──────── Given records
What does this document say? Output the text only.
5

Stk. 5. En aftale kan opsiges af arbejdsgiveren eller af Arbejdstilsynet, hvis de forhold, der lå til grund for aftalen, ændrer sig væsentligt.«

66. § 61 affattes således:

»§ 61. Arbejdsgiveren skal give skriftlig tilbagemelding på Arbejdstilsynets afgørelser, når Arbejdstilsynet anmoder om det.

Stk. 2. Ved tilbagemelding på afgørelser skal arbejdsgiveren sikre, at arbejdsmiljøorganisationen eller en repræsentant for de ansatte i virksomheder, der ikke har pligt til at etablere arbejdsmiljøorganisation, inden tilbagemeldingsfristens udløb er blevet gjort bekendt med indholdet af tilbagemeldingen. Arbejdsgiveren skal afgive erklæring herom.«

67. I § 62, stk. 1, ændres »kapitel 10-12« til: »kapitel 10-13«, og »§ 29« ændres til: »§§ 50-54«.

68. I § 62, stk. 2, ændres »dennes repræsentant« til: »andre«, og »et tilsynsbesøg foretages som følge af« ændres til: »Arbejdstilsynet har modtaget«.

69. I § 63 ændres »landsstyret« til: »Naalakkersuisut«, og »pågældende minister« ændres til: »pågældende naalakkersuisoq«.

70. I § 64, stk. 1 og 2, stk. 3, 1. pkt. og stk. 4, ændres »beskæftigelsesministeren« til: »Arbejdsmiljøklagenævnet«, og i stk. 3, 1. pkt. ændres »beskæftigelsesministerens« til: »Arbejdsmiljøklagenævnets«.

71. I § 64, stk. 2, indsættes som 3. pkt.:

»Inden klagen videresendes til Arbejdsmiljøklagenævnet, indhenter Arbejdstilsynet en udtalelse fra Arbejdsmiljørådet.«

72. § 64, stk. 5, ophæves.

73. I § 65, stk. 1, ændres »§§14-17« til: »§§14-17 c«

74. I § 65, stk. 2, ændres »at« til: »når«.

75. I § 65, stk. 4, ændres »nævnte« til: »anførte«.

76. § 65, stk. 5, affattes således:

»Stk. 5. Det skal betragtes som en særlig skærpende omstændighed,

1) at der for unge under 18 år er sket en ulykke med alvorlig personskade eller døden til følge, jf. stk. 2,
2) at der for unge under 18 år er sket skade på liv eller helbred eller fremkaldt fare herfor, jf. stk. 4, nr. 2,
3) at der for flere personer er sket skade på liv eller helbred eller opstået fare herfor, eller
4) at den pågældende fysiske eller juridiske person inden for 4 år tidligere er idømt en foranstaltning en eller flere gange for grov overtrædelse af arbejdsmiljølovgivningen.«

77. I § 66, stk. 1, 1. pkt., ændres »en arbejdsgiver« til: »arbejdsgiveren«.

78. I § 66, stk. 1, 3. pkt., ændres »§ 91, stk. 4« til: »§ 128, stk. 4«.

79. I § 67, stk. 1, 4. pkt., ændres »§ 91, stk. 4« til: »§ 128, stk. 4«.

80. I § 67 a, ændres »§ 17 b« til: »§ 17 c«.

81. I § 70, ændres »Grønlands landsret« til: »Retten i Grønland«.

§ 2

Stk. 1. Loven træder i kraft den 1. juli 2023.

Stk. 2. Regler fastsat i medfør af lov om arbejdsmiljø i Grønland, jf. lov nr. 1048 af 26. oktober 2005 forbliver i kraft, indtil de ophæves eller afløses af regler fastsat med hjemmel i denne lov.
────────────────
Copy out all of the data exactly, leaving nothing out.

What does this document say? Output the text only.
5

Stk. 5. En aftale kan opsiges af arbejdsgiveren eller af Arbejdstilsynet, hvis de forhold, der lå til grund for aftalen, ændrer sig væsentligt.«

66. § 61 affattes således:

»§ 61. Arbejdsgiveren skal give skriftlig tilbagemelding på Arbejdstilsynets afgørelser, når Arbejdstilsynet anmoder om det.

Stk. 2. Ved tilbagemelding på afgørelser skal arbejdsgiveren sikre, at arbejdsmiljøorganisationen eller en repræsentant for de ansatte i virksomheder, der ikke har pligt til at etablere arbejdsmiljøorganisation, inden tilbagemeldingsfristens udløb er blevet gjort bekendt med indholdet af tilbagemeldingen. Arbejdsgiveren skal afgive erklæring herom.«

67. I § 62, stk. 1, ændres »kapitel 10-12« til: »kapitel 10-13«, og »§ 29« ændres til: »§§ 50-54«.

68. I § 62, stk. 2, ændres »dennes repræsentant« til: »andre«, og »et tilsynsbesøg foretages som følge af« ændres til: »Arbejdstilsynet har modtaget«.

69. I § 63 ændres »landsstyret« til: »Naalakkersuisut«, og »pågældende minister« ændres til: »pågældende naalakkersuisoq«.

70. I § 64, stk. 1 og 2, stk. 3, 1. pkt. og stk. 4, ændres »beskæftigelsesministeren« til: »Arbejdsmiljøklagenævnet«, og i stk. 3, 1. pkt. ændres »beskæftigelsesministerens« til: »Arbejdsmiljøklagenævnets«.

71. I § 64, stk. 2, indsættes som 3. pkt.:

»Inden klagen videresendes til Arbejdsmiljøklagenævnet, indhenter Arbejdstilsynet en udtalelse fra Arbejdsmiljørådet.«

72. § 64, stk. 5, ophæves.

73. I § 65, stk. 1, ændres »§§14-17« til: »§§14-17 c«

74. I § 65, stk. 2, ændres »at« til: »når«.

75. I § 65, stk. 4, ændres »nævnte« til: »anførte«.

76. § 65, stk. 5, affattes således:

»Stk. 5. Det skal betragtes som en særlig skærpende omstændighed,

1) at der for unge under 18 år er sket en ulykke med alvorlig personskade eller døden til følge, jf. stk. 2,
2) at der for unge under 18 år er sket skade på liv eller helbred eller fremkaldt fare herfor, jf. stk. 4, nr. 2,
3) at der for flere personer er sket skade på liv eller helbred eller opstået fare herfor, eller
4) at den pågældende fysiske eller juridiske person inden for 4 år tidligere er idømt en foranstaltning en eller flere gange for grov overtrædelse af arbejdsmiljølovgivningen.«

77. I § 66, stk. 1, 1. pkt., ændres »en arbejdsgiver« til: »arbejdsgiveren«.

78. I § 66, stk. 1, 3. pkt., ændres »§ 91, stk. 4« til: »§ 128, stk. 4«.

79. I § 67, stk. 1, 4. pkt., ændres »§ 91, stk. 4« til: »§ 128, stk. 4«.

80. I § 67 a, ændres »§ 17 b« til: »§ 17 c«.

81. I § 70, ændres »Grønlands landsret« til: »Retten i Grønland«.

§ 2

Stk. 1. Loven træder i kraft den 1. juli 2023.

Stk. 2. Regler fastsat i medfør af lov om arbejdsmiljø i Grønland, jf. lov nr. 1048 af 26. oktober 2005 forbliver i kraft, indtil de ophæves eller afløses af regler fastsat med hjemmel i denne lov.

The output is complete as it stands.